**Given exercise:**
Copy all lines below containing "Windows".

**Data shown:**
__________________________________________________
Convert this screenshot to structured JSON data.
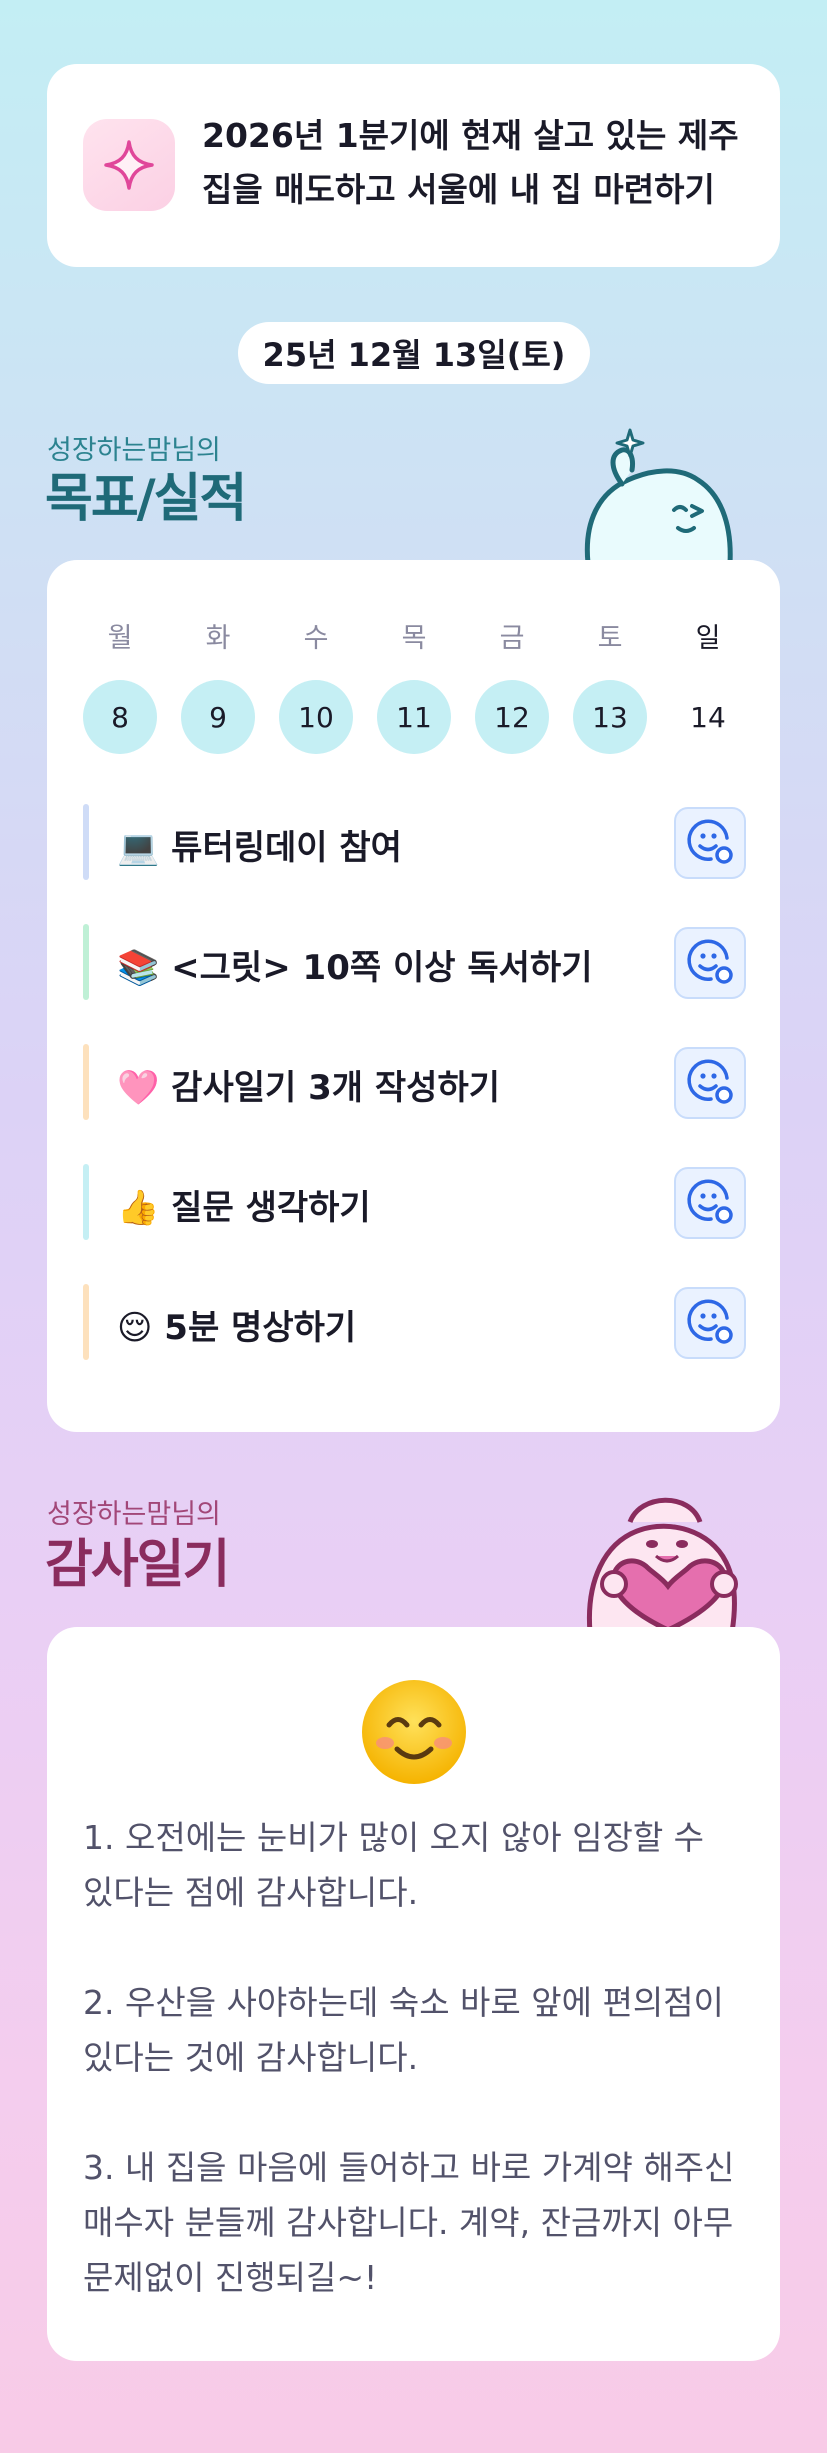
{
  "goal": {
    "icon": "sparkle-icon",
    "text": "2026년 1분기에 현재 살고 있는 제주 집을 매도하고 서울에 내 집 마련하기"
  },
  "date": "25년 12월 13일(토)",
  "goals_section": {
    "subtitle": "성장하는맘님의",
    "title": "목표/실적",
    "week": [
      {
        "label": "월",
        "day": "8",
        "done": true
      },
      {
        "label": "화",
        "day": "9",
        "done": true
      },
      {
        "label": "수",
        "day": "10",
        "done": true
      },
      {
        "label": "목",
        "day": "11",
        "done": true
      },
      {
        "label": "금",
        "day": "12",
        "done": true
      },
      {
        "label": "토",
        "day": "13",
        "done": true
      },
      {
        "label": "일",
        "day": "14",
        "done": false
      }
    ],
    "tasks": [
      {
        "label": "💻 튜터링데이 참여",
        "color": "#cfdcf7"
      },
      {
        "label": "📚 <그릿> 10쪽 이상 독서하기",
        "color": "#bff0d6"
      },
      {
        "label": "🩷 감사일기 3개 작성하기",
        "color": "#fde1bd"
      },
      {
        "label": "👍 질문 생각하기",
        "color": "#c5eff4"
      },
      {
        "label": "😌 5분 명상하기",
        "color": "#fde1bd"
      }
    ],
    "task_button_icon": "smiley-status-icon",
    "accent": "#2e68e6"
  },
  "gratitude_section": {
    "subtitle": "성장하는맘님의",
    "title": "감사일기",
    "mood_icon": "smiling-face-icon",
    "items": [
      "1. 오전에는 눈비가 많이 오지 않아 임장할 수 있다는 점에 감사합니다.",
      "2. 우산을 사야하는데 숙소 바로 앞에 편의점이 있다는 것에 감사합니다.",
      "3. 내 집을 마음에 들어하고 바로 가계약 해주신 매수자 분들께 감사합니다. 계약, 잔금까지 아무 문제없이 진행되길~!"
    ]
  }
}
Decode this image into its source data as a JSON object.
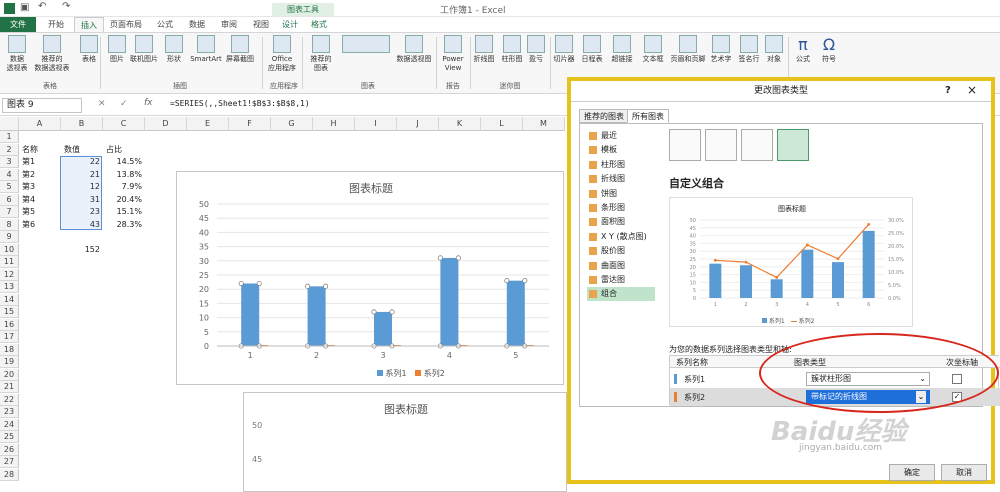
{
  "app": {
    "title": "工作簿1 - Excel",
    "tools": "图表工具"
  },
  "tabs": [
    "文件",
    "开始",
    "插入",
    "页面布局",
    "公式",
    "数据",
    "审阅",
    "视图",
    "设计",
    "格式"
  ],
  "ribbon": {
    "buttons": [
      "数据\n透视表",
      "推荐的\n数据透视表",
      "表格",
      "图片",
      "联机图片",
      "形状",
      "SmartArt",
      "屏幕截图",
      "Office\n应用程序",
      "推荐的\n图表",
      "数据透视图",
      "Power\nView",
      "折线图",
      "柱形图",
      "盈亏",
      "切片器",
      "日程表",
      "超链接",
      "文本框",
      "页眉和页脚",
      "艺术字",
      "签名行",
      "对象",
      "公式",
      "符号"
    ],
    "groups": [
      "表格",
      "插图",
      "应用程序",
      "图表",
      "报告",
      "迷你图"
    ]
  },
  "formula": {
    "namebox": "图表 9",
    "fx": "fx",
    "text": "=SERIES(,,Sheet1!$B$3:$B$8,1)"
  },
  "grid": {
    "cols": [
      "A",
      "B",
      "C",
      "D",
      "E",
      "F",
      "G",
      "H",
      "I",
      "J",
      "K",
      "L",
      "M"
    ],
    "rows": [
      "1",
      "2",
      "3",
      "4",
      "5",
      "6",
      "7",
      "8",
      "9",
      "10",
      "11",
      "12",
      "13",
      "14",
      "15",
      "16",
      "17",
      "18",
      "19",
      "20",
      "21",
      "22",
      "23",
      "24",
      "25",
      "26",
      "27",
      "28"
    ],
    "headers": [
      "名称",
      "数值",
      "占比"
    ],
    "data": [
      [
        "第1",
        "22",
        "14.5%"
      ],
      [
        "第2",
        "21",
        "13.8%"
      ],
      [
        "第3",
        "12",
        "7.9%"
      ],
      [
        "第4",
        "31",
        "20.4%"
      ],
      [
        "第5",
        "23",
        "15.1%"
      ],
      [
        "第6",
        "43",
        "28.3%"
      ]
    ],
    "total": "152"
  },
  "chart_data": [
    {
      "type": "bar",
      "title": "图表标题",
      "categories": [
        "1",
        "2",
        "3",
        "4",
        "5"
      ],
      "series": [
        {
          "name": "系列1",
          "values": [
            22,
            21,
            12,
            31,
            23
          ]
        },
        {
          "name": "系列2",
          "values": [
            0.145,
            0.138,
            0.079,
            0.204,
            0.151
          ]
        }
      ],
      "ylim": [
        0,
        50
      ],
      "yticks": [
        "0",
        "5",
        "10",
        "15",
        "20",
        "25",
        "30",
        "35",
        "40",
        "45",
        "50"
      ]
    },
    {
      "type": "bar",
      "title": "图表标题",
      "yticks": [
        "50",
        "45",
        "40"
      ]
    }
  ],
  "dialog": {
    "title": "更改图表类型",
    "help": "?",
    "close": "×",
    "tabs": [
      "推荐的图表",
      "所有图表"
    ],
    "types": [
      "最近",
      "模板",
      "柱形图",
      "折线图",
      "饼图",
      "条形图",
      "面积图",
      "X Y (散点图)",
      "股价图",
      "曲面图",
      "雷达图",
      "组合"
    ],
    "heading": "自定义组合",
    "preview_title": "图表标题",
    "preview_left_ticks": [
      "50",
      "45",
      "40",
      "35",
      "30",
      "25",
      "20",
      "15",
      "10",
      "5",
      "0"
    ],
    "preview_right_ticks": [
      "30.0%",
      "25.0%",
      "20.0%",
      "15.0%",
      "10.0%",
      "5.0%",
      "0.0%"
    ],
    "preview_legend": [
      "系列1",
      "系列2"
    ],
    "prompt": "为您的数据系列选择图表类型和轴:",
    "table_headers": [
      "系列名称",
      "图表类型",
      "次坐标轴"
    ],
    "series_rows": [
      {
        "name": "系列1",
        "type": "簇状柱形图",
        "secondary": false,
        "color": "#5b9bd5"
      },
      {
        "name": "系列2",
        "type": "带标记的折线图",
        "secondary": true,
        "color": "#ed7d31"
      }
    ],
    "ok": "确定",
    "cancel": "取消"
  },
  "watermark": {
    "brand": "Baidu经验",
    "url": "jingyan.baidu.com"
  },
  "colors": {
    "excel_green": "#217346",
    "bar": "#5b9bd5",
    "line": "#ed7d31",
    "highlight": "#e6c21a"
  }
}
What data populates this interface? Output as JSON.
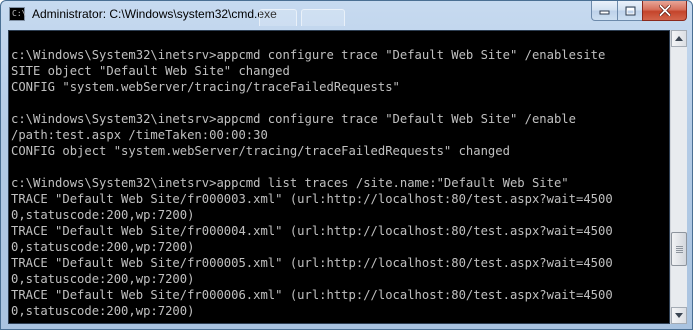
{
  "window": {
    "title": "Administrator: C:\\Windows\\system32\\cmd.exe",
    "icon": "cmd-icon"
  },
  "caption_buttons": {
    "minimize_icon": "minimize-icon",
    "maximize_icon": "maximize-icon",
    "close_icon": "close-icon"
  },
  "console": {
    "background": "#000000",
    "foreground": "#c0c0c0",
    "lines": [
      "c:\\Windows\\System32\\inetsrv>appcmd configure trace \"Default Web Site\" /enablesite",
      "SITE object \"Default Web Site\" changed",
      "CONFIG \"system.webServer/tracing/traceFailedRequests\"",
      "",
      "c:\\Windows\\System32\\inetsrv>appcmd configure trace \"Default Web Site\" /enable",
      "/path:test.aspx /timeTaken:00:00:30",
      "CONFIG object \"system.webServer/tracing/traceFailedRequests\" changed",
      "",
      "c:\\Windows\\System32\\inetsrv>appcmd list traces /site.name:\"Default Web Site\"",
      "TRACE \"Default Web Site/fr000003.xml\" (url:http://localhost:80/test.aspx?wait=4500",
      "0,statuscode:200,wp:7200)",
      "TRACE \"Default Web Site/fr000004.xml\" (url:http://localhost:80/test.aspx?wait=4500",
      "0,statuscode:200,wp:7200)",
      "TRACE \"Default Web Site/fr000005.xml\" (url:http://localhost:80/test.aspx?wait=4500",
      "0,statuscode:200,wp:7200)",
      "TRACE \"Default Web Site/fr000006.xml\" (url:http://localhost:80/test.aspx?wait=4500",
      "0,statuscode:200,wp:7200)"
    ]
  },
  "scrollbar": {
    "up_icon": "scroll-up-arrow-icon",
    "down_icon": "scroll-down-arrow-icon",
    "position_fraction": 0.82,
    "visible_fraction": 0.13
  }
}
__________________________________________________
**Output for this exercise:**
    "title": "Administrator: C:\\Windows\\system32\\cmd.exe",
      "c:\\Windows\\System32\\inetsrv>appcmd configure trace \"Default Web Site\" /enablesite",
      "c:\\Windows\\System32\\inetsrv>appcmd configure trace \"Default Web Site\" /enable",
      "c:\\Windows\\System32\\inetsrv>appcmd list traces /site.name:\"Default Web Site\"",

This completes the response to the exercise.